● Given problem
Reproduce the listing below verbatim.

== Data shown

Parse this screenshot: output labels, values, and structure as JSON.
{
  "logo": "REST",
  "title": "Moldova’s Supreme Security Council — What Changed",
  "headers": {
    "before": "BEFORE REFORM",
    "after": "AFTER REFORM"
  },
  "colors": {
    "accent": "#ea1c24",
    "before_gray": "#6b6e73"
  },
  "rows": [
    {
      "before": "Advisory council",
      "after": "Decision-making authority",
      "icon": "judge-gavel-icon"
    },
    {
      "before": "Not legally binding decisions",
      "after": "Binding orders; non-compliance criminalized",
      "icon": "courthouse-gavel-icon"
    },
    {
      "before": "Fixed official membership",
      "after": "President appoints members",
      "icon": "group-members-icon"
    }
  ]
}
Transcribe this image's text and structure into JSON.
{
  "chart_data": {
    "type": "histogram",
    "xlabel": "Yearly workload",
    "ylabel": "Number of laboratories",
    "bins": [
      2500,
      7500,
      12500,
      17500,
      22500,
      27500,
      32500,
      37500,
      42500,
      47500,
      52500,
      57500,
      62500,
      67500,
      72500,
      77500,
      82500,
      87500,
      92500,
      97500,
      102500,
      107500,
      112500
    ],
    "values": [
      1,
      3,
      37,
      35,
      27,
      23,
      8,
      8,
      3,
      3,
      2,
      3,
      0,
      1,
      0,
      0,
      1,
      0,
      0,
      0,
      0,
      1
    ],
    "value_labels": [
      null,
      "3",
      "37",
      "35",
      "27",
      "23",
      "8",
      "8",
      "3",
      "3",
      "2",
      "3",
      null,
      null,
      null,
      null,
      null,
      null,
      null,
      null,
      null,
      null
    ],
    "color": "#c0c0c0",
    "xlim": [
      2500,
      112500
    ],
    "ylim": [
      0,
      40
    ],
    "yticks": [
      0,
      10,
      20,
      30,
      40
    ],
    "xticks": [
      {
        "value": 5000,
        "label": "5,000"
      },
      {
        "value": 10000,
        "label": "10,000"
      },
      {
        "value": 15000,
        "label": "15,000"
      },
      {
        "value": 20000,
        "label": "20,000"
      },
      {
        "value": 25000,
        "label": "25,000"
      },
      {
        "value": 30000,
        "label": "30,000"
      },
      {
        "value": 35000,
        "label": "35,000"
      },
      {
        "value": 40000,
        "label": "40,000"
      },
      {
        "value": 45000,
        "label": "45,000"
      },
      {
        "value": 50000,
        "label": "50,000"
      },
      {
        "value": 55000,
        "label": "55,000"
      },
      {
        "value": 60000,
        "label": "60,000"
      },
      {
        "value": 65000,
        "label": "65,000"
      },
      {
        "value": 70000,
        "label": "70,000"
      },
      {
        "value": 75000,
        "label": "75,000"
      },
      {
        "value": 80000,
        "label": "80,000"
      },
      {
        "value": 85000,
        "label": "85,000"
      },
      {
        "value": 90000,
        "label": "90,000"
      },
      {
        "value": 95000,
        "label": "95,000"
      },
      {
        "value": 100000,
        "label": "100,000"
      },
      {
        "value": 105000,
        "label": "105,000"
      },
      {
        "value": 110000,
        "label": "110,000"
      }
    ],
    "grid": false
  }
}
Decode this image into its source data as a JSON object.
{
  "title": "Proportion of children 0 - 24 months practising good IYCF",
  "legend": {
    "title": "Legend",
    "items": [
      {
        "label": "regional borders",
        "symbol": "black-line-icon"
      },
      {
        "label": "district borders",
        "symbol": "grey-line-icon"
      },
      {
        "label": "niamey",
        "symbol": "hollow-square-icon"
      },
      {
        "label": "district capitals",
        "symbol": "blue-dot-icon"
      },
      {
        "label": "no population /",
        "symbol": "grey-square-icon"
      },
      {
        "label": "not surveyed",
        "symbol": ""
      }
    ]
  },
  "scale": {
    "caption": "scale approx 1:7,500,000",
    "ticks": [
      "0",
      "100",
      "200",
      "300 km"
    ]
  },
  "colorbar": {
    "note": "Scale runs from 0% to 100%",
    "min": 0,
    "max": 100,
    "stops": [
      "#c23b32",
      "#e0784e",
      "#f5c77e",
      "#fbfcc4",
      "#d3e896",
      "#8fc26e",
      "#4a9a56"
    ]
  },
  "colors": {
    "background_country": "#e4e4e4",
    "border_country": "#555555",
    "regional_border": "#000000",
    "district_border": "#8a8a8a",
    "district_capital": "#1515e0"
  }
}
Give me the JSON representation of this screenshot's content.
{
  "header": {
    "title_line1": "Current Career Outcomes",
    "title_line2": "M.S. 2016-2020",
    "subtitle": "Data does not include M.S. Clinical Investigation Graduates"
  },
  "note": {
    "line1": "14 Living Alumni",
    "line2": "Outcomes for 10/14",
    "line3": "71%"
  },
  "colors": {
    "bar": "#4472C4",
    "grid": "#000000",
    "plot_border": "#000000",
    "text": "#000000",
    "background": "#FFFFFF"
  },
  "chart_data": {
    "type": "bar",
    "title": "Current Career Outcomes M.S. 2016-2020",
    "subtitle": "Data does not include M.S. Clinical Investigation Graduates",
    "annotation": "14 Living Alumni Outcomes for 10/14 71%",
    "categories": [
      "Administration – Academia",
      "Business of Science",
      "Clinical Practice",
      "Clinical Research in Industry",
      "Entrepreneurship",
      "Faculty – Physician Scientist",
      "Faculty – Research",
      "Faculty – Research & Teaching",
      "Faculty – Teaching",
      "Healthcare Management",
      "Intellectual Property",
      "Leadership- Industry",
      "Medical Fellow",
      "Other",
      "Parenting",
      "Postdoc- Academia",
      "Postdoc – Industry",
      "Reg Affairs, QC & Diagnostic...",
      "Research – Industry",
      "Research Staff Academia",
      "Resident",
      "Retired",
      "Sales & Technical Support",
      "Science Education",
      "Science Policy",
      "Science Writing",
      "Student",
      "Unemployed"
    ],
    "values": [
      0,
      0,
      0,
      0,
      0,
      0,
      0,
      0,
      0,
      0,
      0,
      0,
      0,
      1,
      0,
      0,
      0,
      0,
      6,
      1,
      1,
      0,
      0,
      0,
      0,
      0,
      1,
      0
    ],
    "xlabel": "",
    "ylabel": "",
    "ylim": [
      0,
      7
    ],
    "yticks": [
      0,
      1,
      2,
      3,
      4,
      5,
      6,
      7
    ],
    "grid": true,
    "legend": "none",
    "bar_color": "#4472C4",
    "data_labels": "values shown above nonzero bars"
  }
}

====

● Complete output
Parse this screenshot: output labels, values, and structure as JSON.
{
  "logo": "REST",
  "title": "Moldova’s Supreme Security Council — What Changed",
  "headers": {
    "before": "BEFORE REFORM",
    "after": "AFTER REFORM"
  },
  "colors": {
    "accent": "#ea1c24",
    "before_gray": "#6b6e73"
  },
  "rows": [
    {
      "before": "Advisory council",
      "after": "Decision-making authority",
      "icon": "judge-gavel-icon"
    },
    {
      "before": "Not legally binding decisions",
      "after": "Binding orders; non-compliance criminalized",
      "icon": "courthouse-gavel-icon"
    },
    {
      "before": "Fixed official membership",
      "after": "President appoints members",
      "icon": "group-members-icon"
    }
  ]
}
Transcribe this image's text and structure into JSON.
{
  "chart_data": {
    "type": "histogram",
    "xlabel": "Yearly workload",
    "ylabel": "Number of laboratories",
    "bins": [
      2500,
      7500,
      12500,
      17500,
      22500,
      27500,
      32500,
      37500,
      42500,
      47500,
      52500,
      57500,
      62500,
      67500,
      72500,
      77500,
      82500,
      87500,
      92500,
      97500,
      102500,
      107500,
      112500
    ],
    "values": [
      1,
      3,
      37,
      35,
      27,
      23,
      8,
      8,
      3,
      3,
      2,
      3,
      0,
      1,
      0,
      0,
      1,
      0,
      0,
      0,
      0,
      1
    ],
    "value_labels": [
      null,
      "3",
      "37",
      "35",
      "27",
      "23",
      "8",
      "8",
      "3",
      "3",
      "2",
      "3",
      null,
      null,
      null,
      null,
      null,
      null,
      null,
      null,
      null,
      null
    ],
    "color": "#c0c0c0",
    "xlim": [
      2500,
      112500
    ],
    "ylim": [
      0,
      40
    ],
    "yticks": [
      0,
      10,
      20,
      30,
      40
    ],
    "xticks": [
      {
        "value": 5000,
        "label": "5,000"
      },
      {
        "value": 10000,
        "label": "10,000"
      },
      {
        "value": 15000,
        "label": "15,000"
      },
      {
        "value": 20000,
        "label": "20,000"
      },
      {
        "value": 25000,
        "label": "25,000"
      },
      {
        "value": 30000,
        "label": "30,000"
      },
      {
        "value": 35000,
        "label": "35,000"
      },
      {
        "value": 40000,
        "label": "40,000"
      },
      {
        "value": 45000,
        "label": "45,000"
      },
      {
        "value": 50000,
        "label": "50,000"
      },
      {
        "value": 55000,
        "label": "55,000"
      },
      {
        "value": 60000,
        "label": "60,000"
      },
      {
        "value": 65000,
        "label": "65,000"
      },
      {
        "value": 70000,
        "label": "70,000"
      },
      {
        "value": 75000,
        "label": "75,000"
      },
      {
        "value": 80000,
        "label": "80,000"
      },
      {
        "value": 85000,
        "label": "85,000"
      },
      {
        "value": 90000,
        "label": "90,000"
      },
      {
        "value": 95000,
        "label": "95,000"
      },
      {
        "value": 100000,
        "label": "100,000"
      },
      {
        "value": 105000,
        "label": "105,000"
      },
      {
        "value": 110000,
        "label": "110,000"
      }
    ],
    "grid": false
  }
}
Decode this image into its source data as a JSON object.
{
  "title": "Proportion of children 0 - 24 months practising good IYCF",
  "legend": {
    "title": "Legend",
    "items": [
      {
        "label": "regional borders",
        "symbol": "black-line-icon"
      },
      {
        "label": "district borders",
        "symbol": "grey-line-icon"
      },
      {
        "label": "niamey",
        "symbol": "hollow-square-icon"
      },
      {
        "label": "district capitals",
        "symbol": "blue-dot-icon"
      },
      {
        "label": "no population /",
        "symbol": "grey-square-icon"
      },
      {
        "label": "not surveyed",
        "symbol": ""
      }
    ]
  },
  "scale": {
    "caption": "scale approx 1:7,500,000",
    "ticks": [
      "0",
      "100",
      "200",
      "300 km"
    ]
  },
  "colorbar": {
    "note": "Scale runs from 0% to 100%",
    "min": 0,
    "max": 100,
    "stops": [
      "#c23b32",
      "#e0784e",
      "#f5c77e",
      "#fbfcc4",
      "#d3e896",
      "#8fc26e",
      "#4a9a56"
    ]
  },
  "colors": {
    "background_country": "#e4e4e4",
    "border_country": "#555555",
    "regional_border": "#000000",
    "district_border": "#8a8a8a",
    "district_capital": "#1515e0"
  }
}
Give me the JSON representation of this screenshot's content.
{
  "header": {
    "title_line1": "Current Career Outcomes",
    "title_line2": "M.S. 2016-2020",
    "subtitle": "Data does not include M.S. Clinical Investigation Graduates"
  },
  "note": {
    "line1": "14 Living Alumni",
    "line2": "Outcomes for 10/14",
    "line3": "71%"
  },
  "colors": {
    "bar": "#4472C4",
    "grid": "#000000",
    "plot_border": "#000000",
    "text": "#000000",
    "background": "#FFFFFF"
  },
  "chart_data": {
    "type": "bar",
    "title": "Current Career Outcomes M.S. 2016-2020",
    "subtitle": "Data does not include M.S. Clinical Investigation Graduates",
    "annotation": "14 Living Alumni Outcomes for 10/14 71%",
    "categories": [
      "Administration – Academia",
      "Business of Science",
      "Clinical Practice",
      "Clinical Research in Industry",
      "Entrepreneurship",
      "Faculty – Physician Scientist",
      "Faculty – Research",
      "Faculty – Research & Teaching",
      "Faculty – Teaching",
      "Healthcare Management",
      "Intellectual Property",
      "Leadership- Industry",
      "Medical Fellow",
      "Other",
      "Parenting",
      "Postdoc- Academia",
      "Postdoc – Industry",
      "Reg Affairs, QC & Diagnostic...",
      "Research – Industry",
      "Research Staff Academia",
      "Resident",
      "Retired",
      "Sales & Technical Support",
      "Science Education",
      "Science Policy",
      "Science Writing",
      "Student",
      "Unemployed"
    ],
    "values": [
      0,
      0,
      0,
      0,
      0,
      0,
      0,
      0,
      0,
      0,
      0,
      0,
      0,
      1,
      0,
      0,
      0,
      0,
      6,
      1,
      1,
      0,
      0,
      0,
      0,
      0,
      1,
      0
    ],
    "xlabel": "",
    "ylabel": "",
    "ylim": [
      0,
      7
    ],
    "yticks": [
      0,
      1,
      2,
      3,
      4,
      5,
      6,
      7
    ],
    "grid": true,
    "legend": "none",
    "bar_color": "#4472C4",
    "data_labels": "values shown above nonzero bars"
  }
}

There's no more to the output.